---------- DATASET ENTRIES ----------

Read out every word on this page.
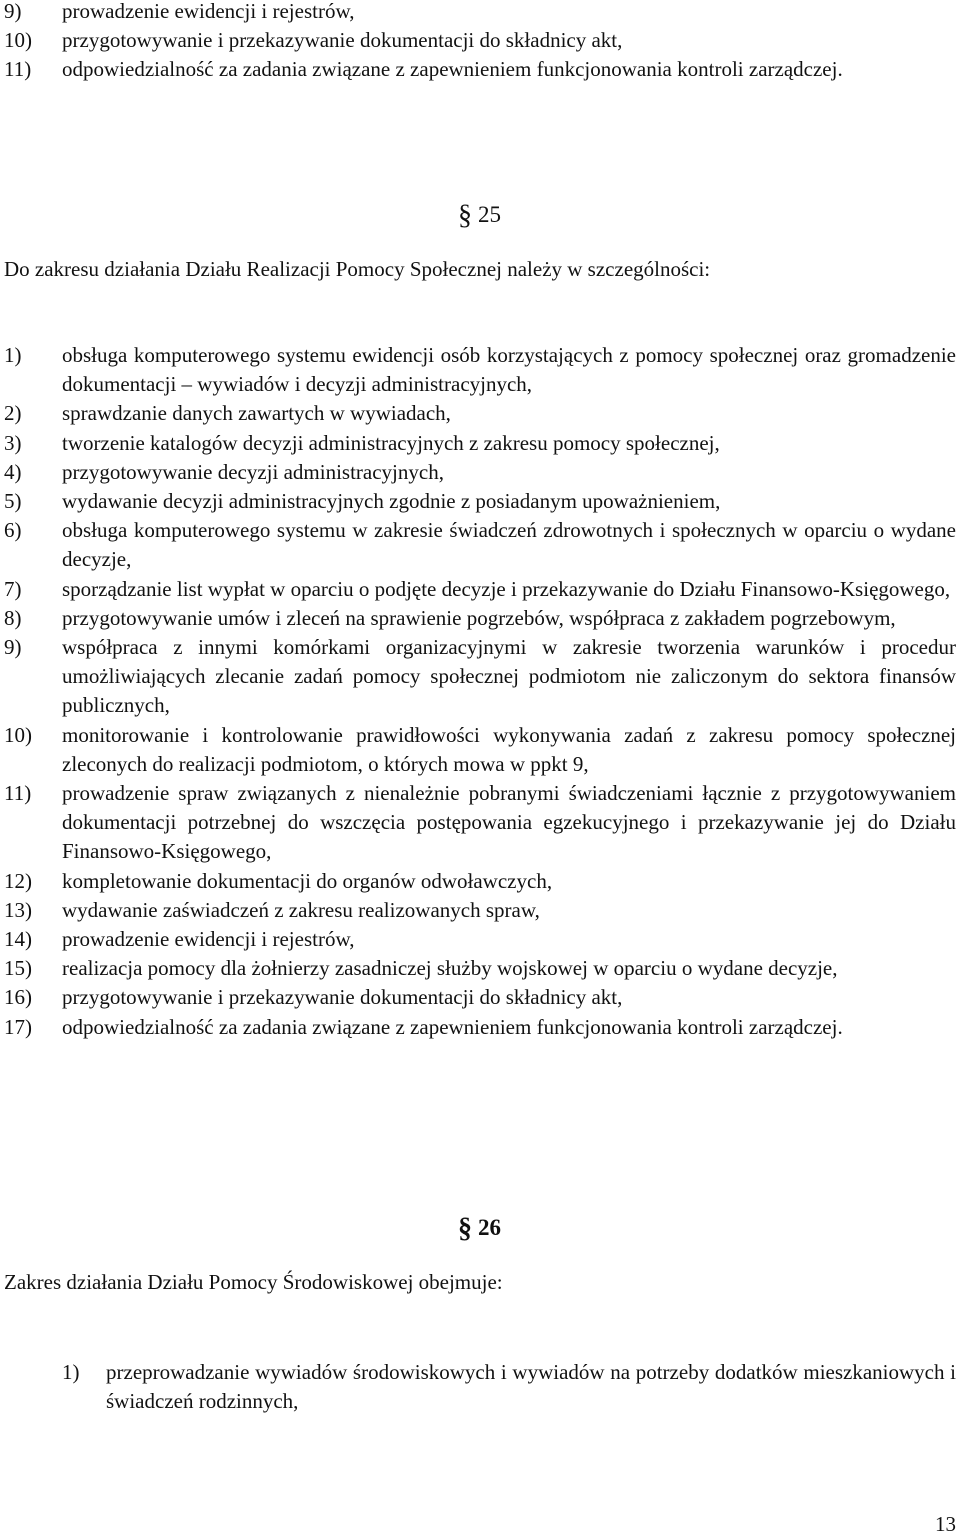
9) prowadzenie ewidencji i rejestrów,
10) przygotowywanie i przekazywanie dokumentacji do składnicy akt,
11) odpowiedzialność za zadania związane z zapewnieniem funkcjonowania kontroli zarządczej.
§ 25
Do zakresu działania Działu Realizacji Pomocy Społecznej należy w szczególności:
1) obsługa komputerowego systemu ewidencji osób korzystających z pomocy społecznej oraz gromadzenie dokumentacji – wywiadów i decyzji administracyjnych,
2) sprawdzanie danych zawartych w wywiadach,
3) tworzenie katalogów decyzji administracyjnych z zakresu pomocy społecznej,
4) przygotowywanie decyzji administracyjnych,
5) wydawanie decyzji administracyjnych zgodnie z posiadanym upoważnieniem,
6) obsługa komputerowego systemu w zakresie świadczeń zdrowotnych i społecznych w oparciu o wydane decyzje,
7) sporządzanie list wypłat w oparciu o podjęte decyzje i przekazywanie do Działu Finansowo-Księgowego,
8) przygotowywanie umów i zleceń na sprawienie pogrzebów, współpraca z zakładem pogrzebowym,
9) współpraca z innymi komórkami organizacyjnymi w zakresie tworzenia warunków i procedur umożliwiających zlecanie zadań pomocy społecznej podmiotom nie zaliczonym do sektora finansów publicznych,
10) monitorowanie i kontrolowanie prawidłowości wykonywania zadań z zakresu pomocy społecznej zleconych do realizacji podmiotom, o których mowa w ppkt 9,
11) prowadzenie spraw związanych z nienależnie pobranymi świadczeniami łącznie z przygotowywaniem dokumentacji potrzebnej do wszczęcia postępowania egzekucyjnego i przekazywanie jej do Działu Finansowo-Księgowego,
12) kompletowanie dokumentacji do organów odwoławczych,
13) wydawanie zaświadczeń z zakresu realizowanych spraw,
14) prowadzenie ewidencji i rejestrów,
15) realizacja pomocy dla żołnierzy zasadniczej służby wojskowej w oparciu o wydane decyzje,
16) przygotowywanie i przekazywanie dokumentacji do składnicy akt,
17) odpowiedzialność za zadania związane z zapewnieniem funkcjonowania kontroli zarządczej.
§ 26
Zakres działania Działu Pomocy Środowiskowej obejmuje:
1) przeprowadzanie wywiadów środowiskowych i wywiadów na potrzeby dodatków mieszkaniowych i świadczeń rodzinnych,
13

----------

◆ **EXERCISE INSTRUCTIONS**
Go through the records. Copy each line where "Działu" appears.

◆ **SOLUTION TO THIS TASK**
Do zakresu działania Działu Realizacji Pomocy Społecznej należy w szczególności:
7) sporządzanie list wypłat w oparciu o podjęte decyzje i przekazywanie do Działu Finansowo-Księgowego,
11) prowadzenie spraw związanych z nienależnie pobranymi świadczeniami łącznie z przygotowywaniem dokumentacji potrzebnej do wszczęcia postępowania egzekucyjnego i przekazywanie jej do Działu Finansowo-Księgowego,
Zakres działania Działu Pomocy Środowiskowej obejmuje:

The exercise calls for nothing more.